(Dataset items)
╔══
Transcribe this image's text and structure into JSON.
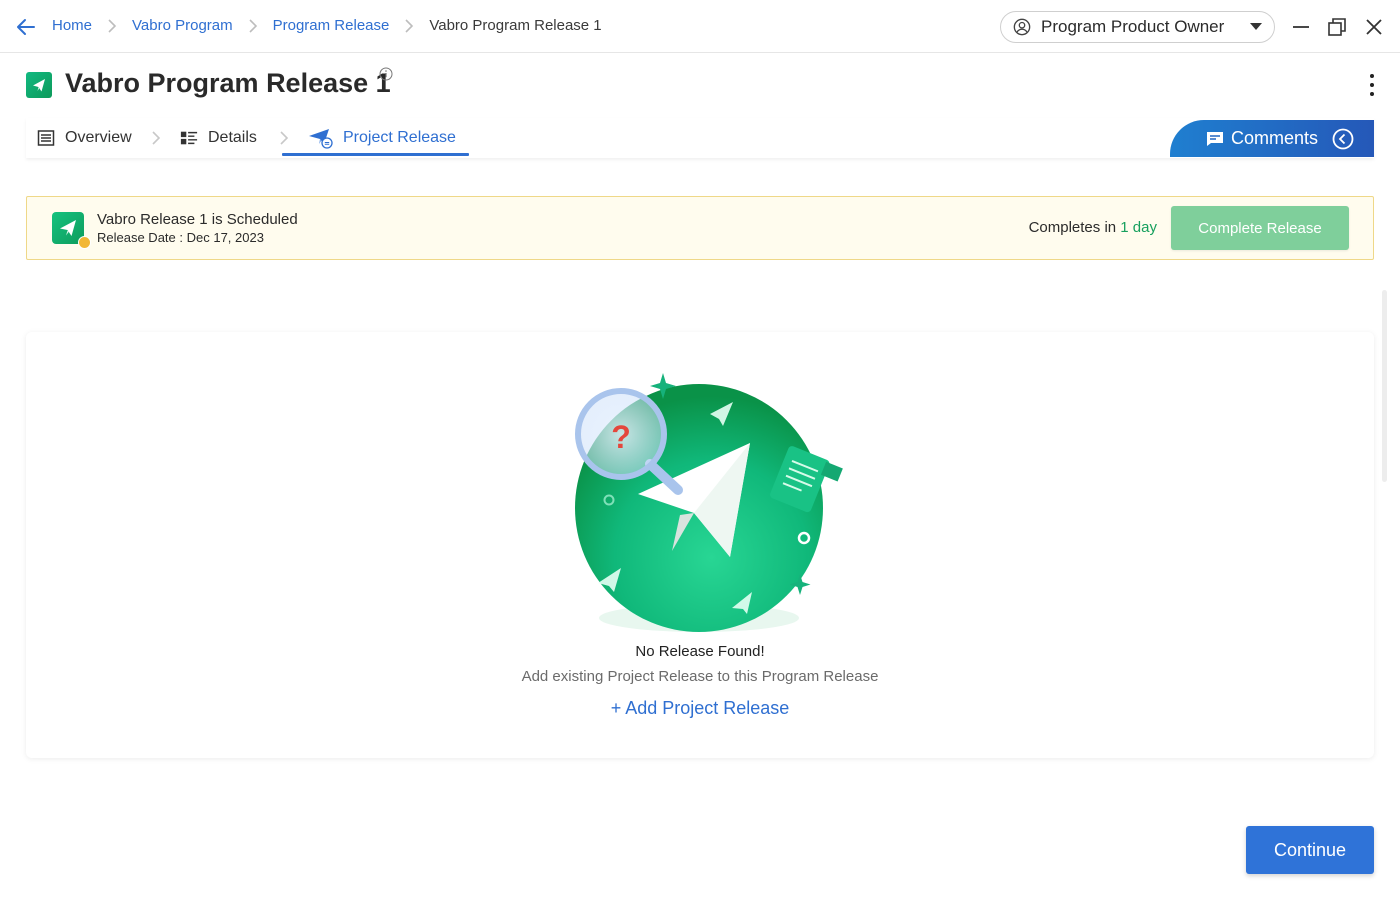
{
  "breadcrumb": {
    "items": [
      "Home",
      "Vabro Program",
      "Program Release"
    ],
    "current": "Vabro Program Release 1"
  },
  "role": {
    "label": "Program Product Owner"
  },
  "page": {
    "title": "Vabro Program Release 1"
  },
  "tabs": [
    {
      "label": "Overview",
      "icon": "list-icon",
      "active": false
    },
    {
      "label": "Details",
      "icon": "details-icon",
      "active": false
    },
    {
      "label": "Project Release",
      "icon": "release-plane-icon",
      "active": true
    }
  ],
  "comments": {
    "label": "Comments"
  },
  "banner": {
    "title": "Vabro Release 1 is Scheduled",
    "date": "Release Date : Dec 17, 2023",
    "completes_prefix": "Completes in",
    "completes_value": "1 day",
    "button": "Complete Release"
  },
  "empty_state": {
    "title": "No Release Found!",
    "subtitle": "Add existing Project Release to this Program Release",
    "action": "+ Add Project Release"
  },
  "footer": {
    "continue": "Continue"
  },
  "colors": {
    "accent": "#2f6fd1",
    "brand_green": "#12b981",
    "banner_bg": "#fffcee",
    "banner_border": "#efd888",
    "complete_button": "#7fcf9b",
    "comments_gradient": [
      "#1f7fd0",
      "#2558b8"
    ]
  }
}
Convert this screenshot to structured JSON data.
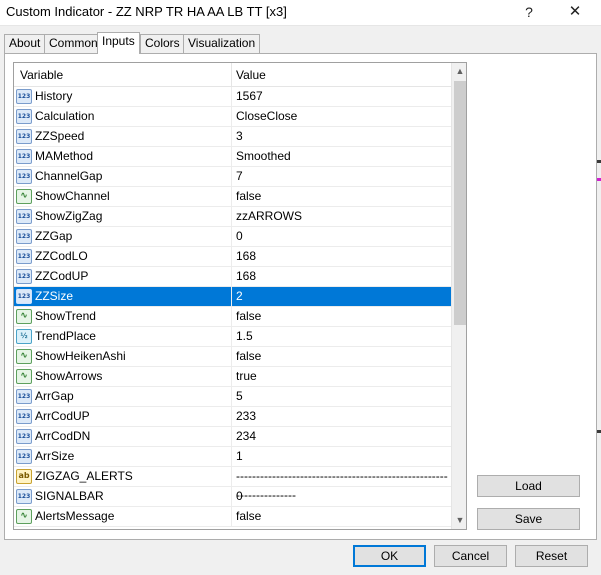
{
  "window": {
    "title": "Custom Indicator - ZZ NRP TR HA AA LB TT [x3]",
    "help_glyph": "?",
    "close_glyph": "✕"
  },
  "tabs": [
    {
      "label": "About",
      "active": false
    },
    {
      "label": "Common",
      "active": false
    },
    {
      "label": "Inputs",
      "active": true
    },
    {
      "label": "Colors",
      "active": false
    },
    {
      "label": "Visualization",
      "active": false
    }
  ],
  "grid": {
    "header_variable": "Variable",
    "header_value": "Value",
    "rows": [
      {
        "type": "int",
        "name": "History",
        "value": "1567"
      },
      {
        "type": "int",
        "name": "Calculation",
        "value": "CloseClose"
      },
      {
        "type": "int",
        "name": "ZZSpeed",
        "value": "3"
      },
      {
        "type": "int",
        "name": "MAMethod",
        "value": "Smoothed"
      },
      {
        "type": "int",
        "name": "ChannelGap",
        "value": "7"
      },
      {
        "type": "bool",
        "name": "ShowChannel",
        "value": "false"
      },
      {
        "type": "int",
        "name": "ShowZigZag",
        "value": "zzARROWS"
      },
      {
        "type": "int",
        "name": "ZZGap",
        "value": "0"
      },
      {
        "type": "int",
        "name": "ZZCodLO",
        "value": "168"
      },
      {
        "type": "int",
        "name": "ZZCodUP",
        "value": "168"
      },
      {
        "type": "int",
        "name": "ZZSize",
        "value": "2",
        "selected": true
      },
      {
        "type": "bool",
        "name": "ShowTrend",
        "value": "false"
      },
      {
        "type": "double",
        "name": "TrendPlace",
        "value": "1.5"
      },
      {
        "type": "bool",
        "name": "ShowHeikenAshi",
        "value": "false"
      },
      {
        "type": "bool",
        "name": "ShowArrows",
        "value": "true"
      },
      {
        "type": "int",
        "name": "ArrGap",
        "value": "5"
      },
      {
        "type": "int",
        "name": "ArrCodUP",
        "value": "233"
      },
      {
        "type": "int",
        "name": "ArrCodDN",
        "value": "234"
      },
      {
        "type": "int",
        "name": "ArrSize",
        "value": "1"
      },
      {
        "type": "string",
        "name": "ZIGZAG_ALERTS",
        "value": "--------------------------------------------------------------------"
      },
      {
        "type": "int",
        "name": "SIGNALBAR",
        "value": "0"
      },
      {
        "type": "bool",
        "name": "AlertsMessage",
        "value": "false"
      }
    ]
  },
  "icons": {
    "int": "123",
    "bool": "∿",
    "double": "½",
    "string": "ab"
  },
  "scrollbar": {
    "up_glyph": "▲",
    "down_glyph": "▼"
  },
  "buttons": {
    "load": "Load",
    "save": "Save",
    "ok": "OK",
    "cancel": "Cancel",
    "reset": "Reset"
  },
  "colors": {
    "selection": "#0078d7",
    "accent": "#0078d7"
  }
}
╚══
GOAL OF THE EXERCISE :: The records above are to be restated exactly, without their pictures.

RESULT FOR THIS EXERCISE ::
Transcribe this image's text and structure into JSON.
{
  "breadcrumb": {
    "items": [
      "Home",
      "Vabro Program",
      "Program Release"
    ],
    "current": "Vabro Program Release 1"
  },
  "role": {
    "label": "Program Product Owner"
  },
  "page": {
    "title": "Vabro Program Release 1"
  },
  "tabs": [
    {
      "label": "Overview",
      "icon": "list-icon",
      "active": false
    },
    {
      "label": "Details",
      "icon": "details-icon",
      "active": false
    },
    {
      "label": "Project Release",
      "icon": "release-plane-icon",
      "active": true
    }
  ],
  "comments": {
    "label": "Comments"
  },
  "banner": {
    "title": "Vabro Release 1 is Scheduled",
    "date": "Release Date : Dec 17, 2023",
    "completes_prefix": "Completes in",
    "completes_value": "1 day",
    "button": "Complete Release"
  },
  "empty_state": {
    "title": "No Release Found!",
    "subtitle": "Add existing Project Release to this Program Release",
    "action": "+ Add Project Release"
  },
  "footer": {
    "continue": "Continue"
  },
  "colors": {
    "accent": "#2f6fd1",
    "brand_green": "#12b981",
    "banner_bg": "#fffcee",
    "banner_border": "#efd888",
    "complete_button": "#7fcf9b",
    "comments_gradient": [
      "#1f7fd0",
      "#2558b8"
    ]
  }
}
Convert this screenshot to structured JSON data.
{
  "window": {
    "title": "Custom Indicator - ZZ NRP TR HA AA LB TT [x3]",
    "help_glyph": "?",
    "close_glyph": "✕"
  },
  "tabs": [
    {
      "label": "About",
      "active": false
    },
    {
      "label": "Common",
      "active": false
    },
    {
      "label": "Inputs",
      "active": true
    },
    {
      "label": "Colors",
      "active": false
    },
    {
      "label": "Visualization",
      "active": false
    }
  ],
  "grid": {
    "header_variable": "Variable",
    "header_value": "Value",
    "rows": [
      {
        "type": "int",
        "name": "History",
        "value": "1567"
      },
      {
        "type": "int",
        "name": "Calculation",
        "value": "CloseClose"
      },
      {
        "type": "int",
        "name": "ZZSpeed",
        "value": "3"
      },
      {
        "type": "int",
        "name": "MAMethod",
        "value": "Smoothed"
      },
      {
        "type": "int",
        "name": "ChannelGap",
        "value": "7"
      },
      {
        "type": "bool",
        "name": "ShowChannel",
        "value": "false"
      },
      {
        "type": "int",
        "name": "ShowZigZag",
        "value": "zzARROWS"
      },
      {
        "type": "int",
        "name": "ZZGap",
        "value": "0"
      },
      {
        "type": "int",
        "name": "ZZCodLO",
        "value": "168"
      },
      {
        "type": "int",
        "name": "ZZCodUP",
        "value": "168"
      },
      {
        "type": "int",
        "name": "ZZSize",
        "value": "2",
        "selected": true
      },
      {
        "type": "bool",
        "name": "ShowTrend",
        "value": "false"
      },
      {
        "type": "double",
        "name": "TrendPlace",
        "value": "1.5"
      },
      {
        "type": "bool",
        "name": "ShowHeikenAshi",
        "value": "false"
      },
      {
        "type": "bool",
        "name": "ShowArrows",
        "value": "true"
      },
      {
        "type": "int",
        "name": "ArrGap",
        "value": "5"
      },
      {
        "type": "int",
        "name": "ArrCodUP",
        "value": "233"
      },
      {
        "type": "int",
        "name": "ArrCodDN",
        "value": "234"
      },
      {
        "type": "int",
        "name": "ArrSize",
        "value": "1"
      },
      {
        "type": "string",
        "name": "ZIGZAG_ALERTS",
        "value": "--------------------------------------------------------------------"
      },
      {
        "type": "int",
        "name": "SIGNALBAR",
        "value": "0"
      },
      {
        "type": "bool",
        "name": "AlertsMessage",
        "value": "false"
      }
    ]
  },
  "icons": {
    "int": "123",
    "bool": "∿",
    "double": "½",
    "string": "ab"
  },
  "scrollbar": {
    "up_glyph": "▲",
    "down_glyph": "▼"
  },
  "buttons": {
    "load": "Load",
    "save": "Save",
    "ok": "OK",
    "cancel": "Cancel",
    "reset": "Reset"
  },
  "colors": {
    "selection": "#0078d7",
    "accent": "#0078d7"
  }
}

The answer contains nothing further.